§ **DIRECTIONS FOR THIS TASK**
Write every record out again exactly, and keep images out of it.

───

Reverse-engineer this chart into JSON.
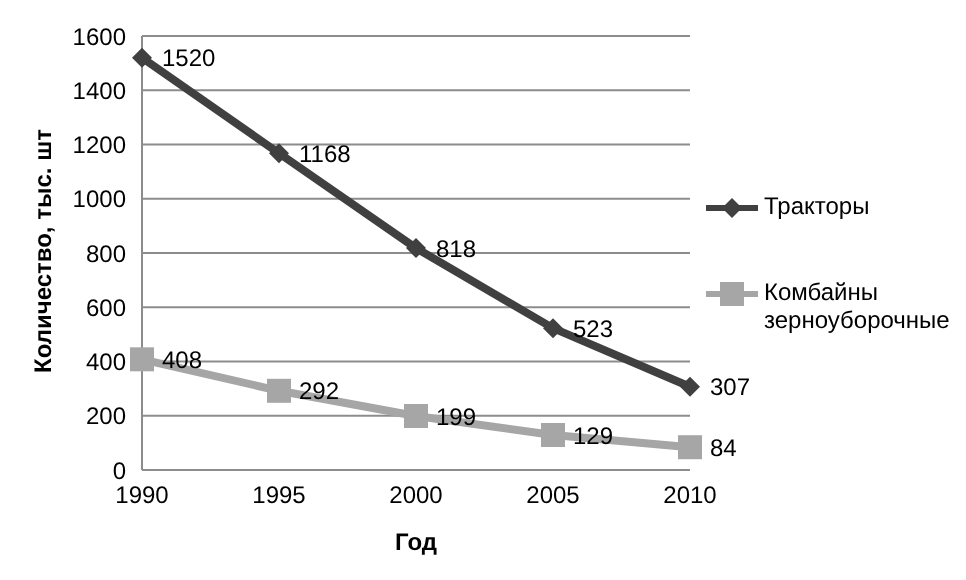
{
  "chart_data": {
    "type": "line",
    "xlabel": "Год",
    "ylabel": "Количество, тыс. шт",
    "categories": [
      "1990",
      "1995",
      "2000",
      "2005",
      "2010"
    ],
    "series": [
      {
        "name": "Тракторы",
        "color": "#404040",
        "marker": "diamond",
        "values": [
          1520,
          1168,
          818,
          523,
          307
        ]
      },
      {
        "name": "Комбайны зерноуборочные",
        "color": "#a6a6a6",
        "marker": "square",
        "values": [
          408,
          292,
          199,
          129,
          84
        ]
      }
    ],
    "ylim": [
      0,
      1600
    ],
    "yticks": [
      0,
      200,
      400,
      600,
      800,
      1000,
      1200,
      1400,
      1600
    ],
    "grid": "y",
    "legend": "right",
    "data_labels": true
  }
}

───

§ **THE ANSWER**
Reverse-engineer this chart into JSON.
{
  "chart_data": {
    "type": "line",
    "xlabel": "Год",
    "ylabel": "Количество, тыс. шт",
    "categories": [
      "1990",
      "1995",
      "2000",
      "2005",
      "2010"
    ],
    "series": [
      {
        "name": "Тракторы",
        "color": "#404040",
        "marker": "diamond",
        "values": [
          1520,
          1168,
          818,
          523,
          307
        ]
      },
      {
        "name": "Комбайны зерноуборочные",
        "color": "#a6a6a6",
        "marker": "square",
        "values": [
          408,
          292,
          199,
          129,
          84
        ]
      }
    ],
    "ylim": [
      0,
      1600
    ],
    "yticks": [
      0,
      200,
      400,
      600,
      800,
      1000,
      1200,
      1400,
      1600
    ],
    "grid": "y",
    "legend": "right",
    "data_labels": true
  }
}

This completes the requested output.